◆ Work instructions: Would you repeat the listing exactly but omit every picture?

(Items from a dataset)
..............................

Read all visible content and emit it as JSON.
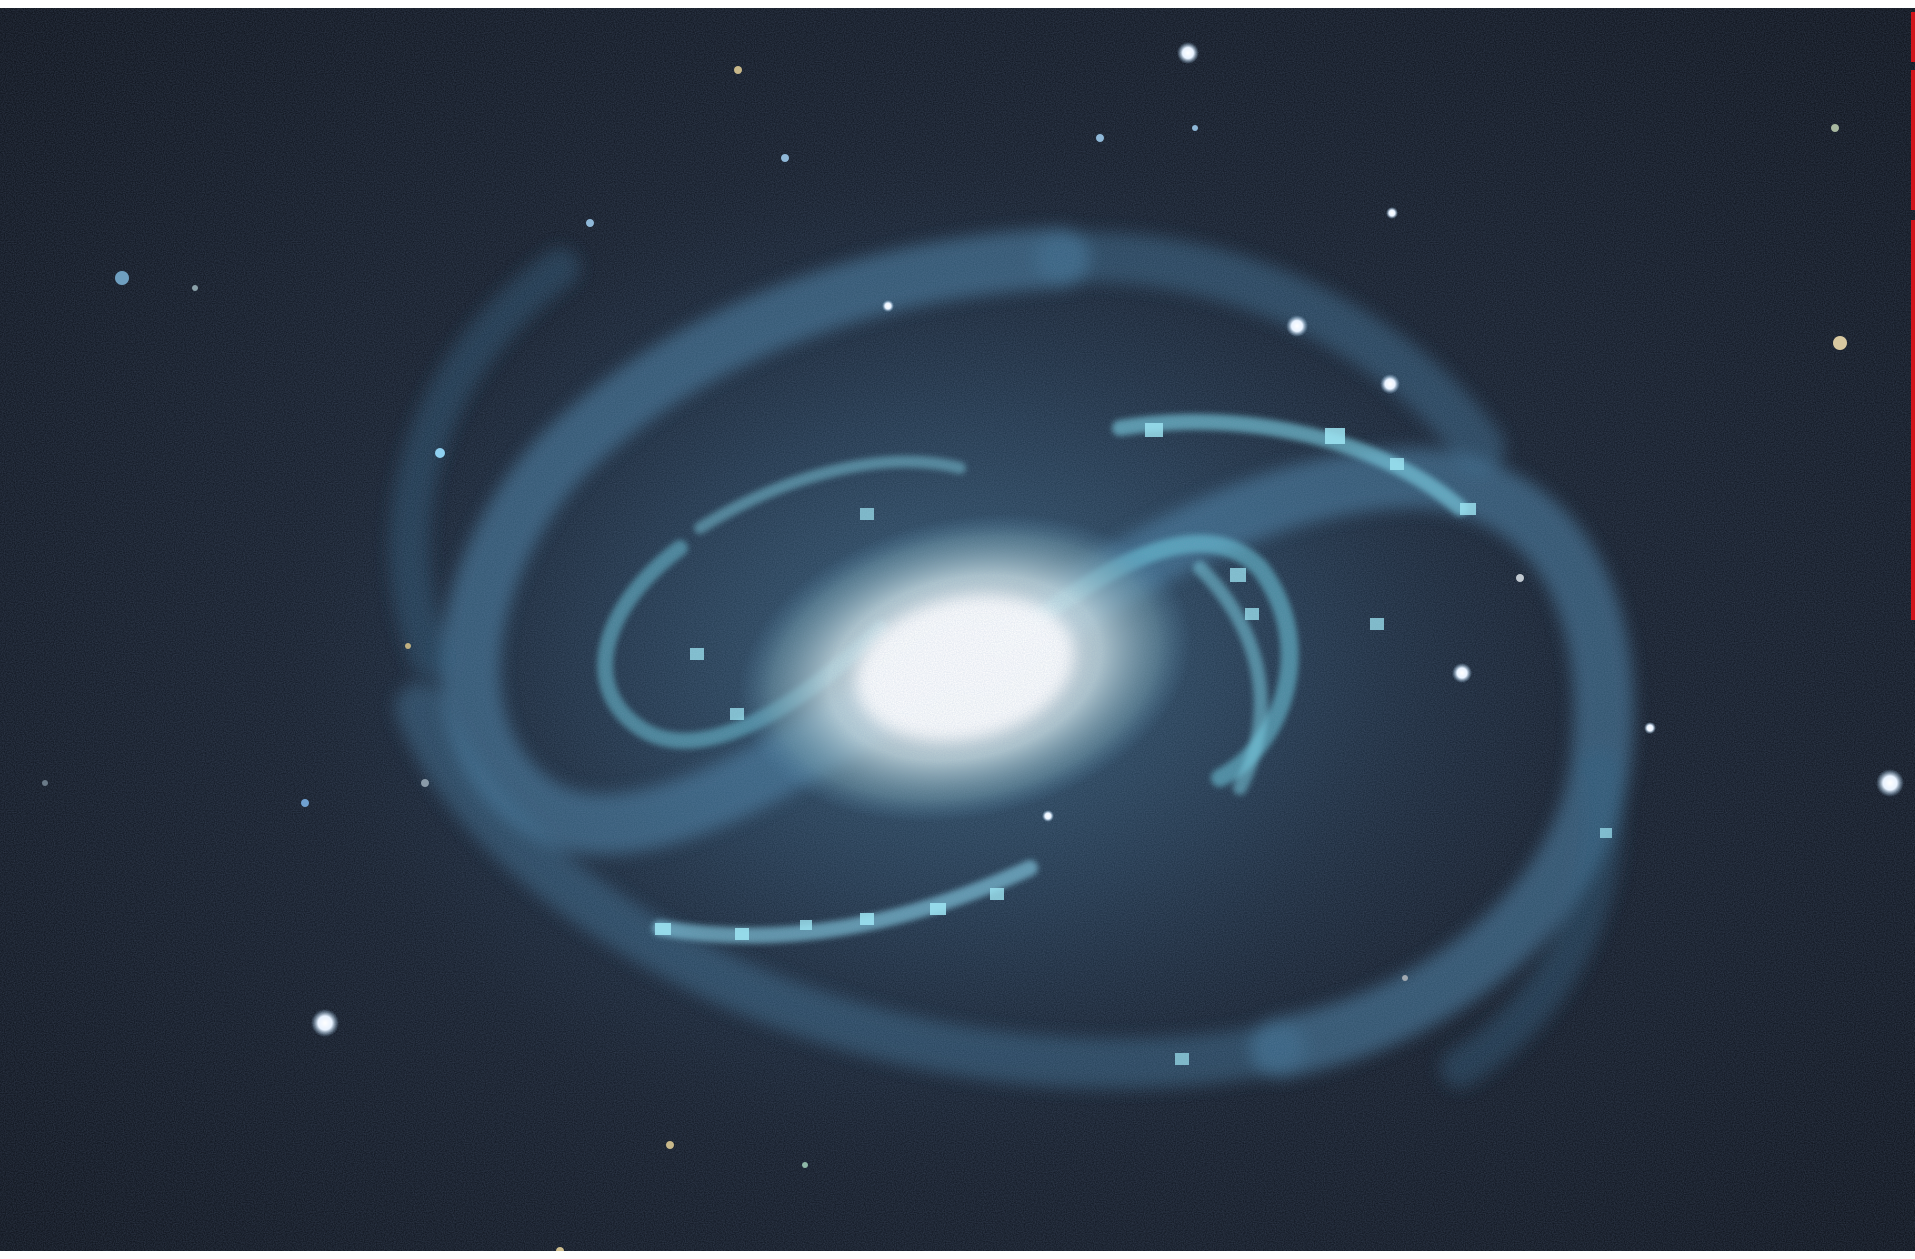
{
  "image": {
    "subject": "spiral-galaxy",
    "icon": "galaxy-photo",
    "colors": {
      "sky": "#141a24",
      "sky_edge": "#0e121a",
      "arm_blue": "#4f86a8",
      "arm_cyan": "#6fd2e6",
      "core": "#ffffff",
      "halo": "#b9d6e0",
      "star": "#f4f8ff",
      "red_marker": "#d0141c"
    }
  }
}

..............................

◆ Expected answer:
Read all visible content and emit it as JSON.
{
  "image": {
    "subject": "spiral-galaxy",
    "icon": "galaxy-photo",
    "colors": {
      "sky": "#141a24",
      "sky_edge": "#0e121a",
      "arm_blue": "#4f86a8",
      "arm_cyan": "#6fd2e6",
      "core": "#ffffff",
      "halo": "#b9d6e0",
      "star": "#f4f8ff",
      "red_marker": "#d0141c"
    }
  }
}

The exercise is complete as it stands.